### Directive
Below are some records; return each one exactly.

________________________________________

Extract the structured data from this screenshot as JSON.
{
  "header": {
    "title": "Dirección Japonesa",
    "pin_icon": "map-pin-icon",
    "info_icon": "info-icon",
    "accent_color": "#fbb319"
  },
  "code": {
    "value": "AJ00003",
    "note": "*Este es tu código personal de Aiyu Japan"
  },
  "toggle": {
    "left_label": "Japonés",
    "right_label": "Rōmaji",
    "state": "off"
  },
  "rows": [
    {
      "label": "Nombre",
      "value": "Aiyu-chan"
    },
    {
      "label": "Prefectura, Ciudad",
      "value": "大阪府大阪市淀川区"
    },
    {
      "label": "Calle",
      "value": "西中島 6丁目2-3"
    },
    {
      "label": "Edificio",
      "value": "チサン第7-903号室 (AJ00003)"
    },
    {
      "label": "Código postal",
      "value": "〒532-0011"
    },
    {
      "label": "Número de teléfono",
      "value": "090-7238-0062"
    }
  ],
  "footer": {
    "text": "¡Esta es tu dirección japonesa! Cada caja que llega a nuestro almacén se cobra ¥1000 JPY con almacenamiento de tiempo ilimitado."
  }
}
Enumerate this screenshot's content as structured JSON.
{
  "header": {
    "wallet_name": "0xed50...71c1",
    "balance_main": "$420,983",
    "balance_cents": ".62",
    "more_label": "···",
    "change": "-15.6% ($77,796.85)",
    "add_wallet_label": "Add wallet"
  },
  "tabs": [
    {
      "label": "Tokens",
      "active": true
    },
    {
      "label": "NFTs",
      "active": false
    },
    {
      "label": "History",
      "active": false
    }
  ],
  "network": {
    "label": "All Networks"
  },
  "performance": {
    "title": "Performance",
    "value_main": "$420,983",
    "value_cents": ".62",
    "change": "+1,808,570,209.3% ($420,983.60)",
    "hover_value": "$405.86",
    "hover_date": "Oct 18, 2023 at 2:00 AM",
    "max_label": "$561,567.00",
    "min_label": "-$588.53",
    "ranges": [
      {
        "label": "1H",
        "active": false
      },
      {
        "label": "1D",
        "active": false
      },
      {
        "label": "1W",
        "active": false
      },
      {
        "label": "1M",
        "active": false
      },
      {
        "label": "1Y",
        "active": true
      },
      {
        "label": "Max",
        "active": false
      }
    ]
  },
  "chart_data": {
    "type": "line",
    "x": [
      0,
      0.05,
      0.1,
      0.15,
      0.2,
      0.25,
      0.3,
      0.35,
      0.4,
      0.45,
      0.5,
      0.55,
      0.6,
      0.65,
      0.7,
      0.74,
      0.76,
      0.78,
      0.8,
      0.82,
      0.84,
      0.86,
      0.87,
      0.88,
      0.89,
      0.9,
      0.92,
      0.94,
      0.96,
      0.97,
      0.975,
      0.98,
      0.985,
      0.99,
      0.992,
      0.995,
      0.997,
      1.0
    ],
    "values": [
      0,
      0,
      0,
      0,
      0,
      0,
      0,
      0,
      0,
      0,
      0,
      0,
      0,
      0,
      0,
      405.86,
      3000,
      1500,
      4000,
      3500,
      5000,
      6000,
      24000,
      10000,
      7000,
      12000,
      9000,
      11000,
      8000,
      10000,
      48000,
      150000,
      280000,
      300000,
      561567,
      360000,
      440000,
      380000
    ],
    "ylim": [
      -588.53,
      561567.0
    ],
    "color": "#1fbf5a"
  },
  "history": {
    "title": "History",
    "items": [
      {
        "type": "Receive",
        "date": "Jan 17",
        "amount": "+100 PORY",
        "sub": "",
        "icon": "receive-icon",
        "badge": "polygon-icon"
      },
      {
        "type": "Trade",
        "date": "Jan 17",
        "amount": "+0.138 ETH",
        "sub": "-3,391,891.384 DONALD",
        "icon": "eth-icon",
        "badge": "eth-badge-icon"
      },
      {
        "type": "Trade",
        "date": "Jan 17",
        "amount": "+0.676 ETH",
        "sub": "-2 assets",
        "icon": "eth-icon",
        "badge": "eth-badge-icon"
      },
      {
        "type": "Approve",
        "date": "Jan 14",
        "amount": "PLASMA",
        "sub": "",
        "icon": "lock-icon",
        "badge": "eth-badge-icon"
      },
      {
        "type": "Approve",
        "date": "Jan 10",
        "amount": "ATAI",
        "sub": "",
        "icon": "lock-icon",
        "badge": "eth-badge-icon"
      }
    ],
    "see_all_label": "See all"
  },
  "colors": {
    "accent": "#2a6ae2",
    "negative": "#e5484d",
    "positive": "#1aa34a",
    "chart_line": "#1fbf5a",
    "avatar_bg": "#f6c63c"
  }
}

________________________________________

### Answer to this exercise
Extract the structured data from this screenshot as JSON.
{
  "header": {
    "title": "Dirección Japonesa",
    "pin_icon": "map-pin-icon",
    "info_icon": "info-icon",
    "accent_color": "#fbb319"
  },
  "code": {
    "value": "AJ00003",
    "note": "*Este es tu código personal de Aiyu Japan"
  },
  "toggle": {
    "left_label": "Japonés",
    "right_label": "Rōmaji",
    "state": "off"
  },
  "rows": [
    {
      "label": "Nombre",
      "value": "Aiyu-chan"
    },
    {
      "label": "Prefectura, Ciudad",
      "value": "大阪府大阪市淀川区"
    },
    {
      "label": "Calle",
      "value": "西中島 6丁目2-3"
    },
    {
      "label": "Edificio",
      "value": "チサン第7-903号室 (AJ00003)"
    },
    {
      "label": "Código postal",
      "value": "〒532-0011"
    },
    {
      "label": "Número de teléfono",
      "value": "090-7238-0062"
    }
  ],
  "footer": {
    "text": "¡Esta es tu dirección japonesa! Cada caja que llega a nuestro almacén se cobra ¥1000 JPY con almacenamiento de tiempo ilimitado."
  }
}
Enumerate this screenshot's content as structured JSON.
{
  "header": {
    "wallet_name": "0xed50...71c1",
    "balance_main": "$420,983",
    "balance_cents": ".62",
    "more_label": "···",
    "change": "-15.6% ($77,796.85)",
    "add_wallet_label": "Add wallet"
  },
  "tabs": [
    {
      "label": "Tokens",
      "active": true
    },
    {
      "label": "NFTs",
      "active": false
    },
    {
      "label": "History",
      "active": false
    }
  ],
  "network": {
    "label": "All Networks"
  },
  "performance": {
    "title": "Performance",
    "value_main": "$420,983",
    "value_cents": ".62",
    "change": "+1,808,570,209.3% ($420,983.60)",
    "hover_value": "$405.86",
    "hover_date": "Oct 18, 2023 at 2:00 AM",
    "max_label": "$561,567.00",
    "min_label": "-$588.53",
    "ranges": [
      {
        "label": "1H",
        "active": false
      },
      {
        "label": "1D",
        "active": false
      },
      {
        "label": "1W",
        "active": false
      },
      {
        "label": "1M",
        "active": false
      },
      {
        "label": "1Y",
        "active": true
      },
      {
        "label": "Max",
        "active": false
      }
    ]
  },
  "chart_data": {
    "type": "line",
    "x": [
      0,
      0.05,
      0.1,
      0.15,
      0.2,
      0.25,
      0.3,
      0.35,
      0.4,
      0.45,
      0.5,
      0.55,
      0.6,
      0.65,
      0.7,
      0.74,
      0.76,
      0.78,
      0.8,
      0.82,
      0.84,
      0.86,
      0.87,
      0.88,
      0.89,
      0.9,
      0.92,
      0.94,
      0.96,
      0.97,
      0.975,
      0.98,
      0.985,
      0.99,
      0.992,
      0.995,
      0.997,
      1.0
    ],
    "values": [
      0,
      0,
      0,
      0,
      0,
      0,
      0,
      0,
      0,
      0,
      0,
      0,
      0,
      0,
      0,
      405.86,
      3000,
      1500,
      4000,
      3500,
      5000,
      6000,
      24000,
      10000,
      7000,
      12000,
      9000,
      11000,
      8000,
      10000,
      48000,
      150000,
      280000,
      300000,
      561567,
      360000,
      440000,
      380000
    ],
    "ylim": [
      -588.53,
      561567.0
    ],
    "color": "#1fbf5a"
  },
  "history": {
    "title": "History",
    "items": [
      {
        "type": "Receive",
        "date": "Jan 17",
        "amount": "+100 PORY",
        "sub": "",
        "icon": "receive-icon",
        "badge": "polygon-icon"
      },
      {
        "type": "Trade",
        "date": "Jan 17",
        "amount": "+0.138 ETH",
        "sub": "-3,391,891.384 DONALD",
        "icon": "eth-icon",
        "badge": "eth-badge-icon"
      },
      {
        "type": "Trade",
        "date": "Jan 17",
        "amount": "+0.676 ETH",
        "sub": "-2 assets",
        "icon": "eth-icon",
        "badge": "eth-badge-icon"
      },
      {
        "type": "Approve",
        "date": "Jan 14",
        "amount": "PLASMA",
        "sub": "",
        "icon": "lock-icon",
        "badge": "eth-badge-icon"
      },
      {
        "type": "Approve",
        "date": "Jan 10",
        "amount": "ATAI",
        "sub": "",
        "icon": "lock-icon",
        "badge": "eth-badge-icon"
      }
    ],
    "see_all_label": "See all"
  },
  "colors": {
    "accent": "#2a6ae2",
    "negative": "#e5484d",
    "positive": "#1aa34a",
    "chart_line": "#1fbf5a",
    "avatar_bg": "#f6c63c"
  }
}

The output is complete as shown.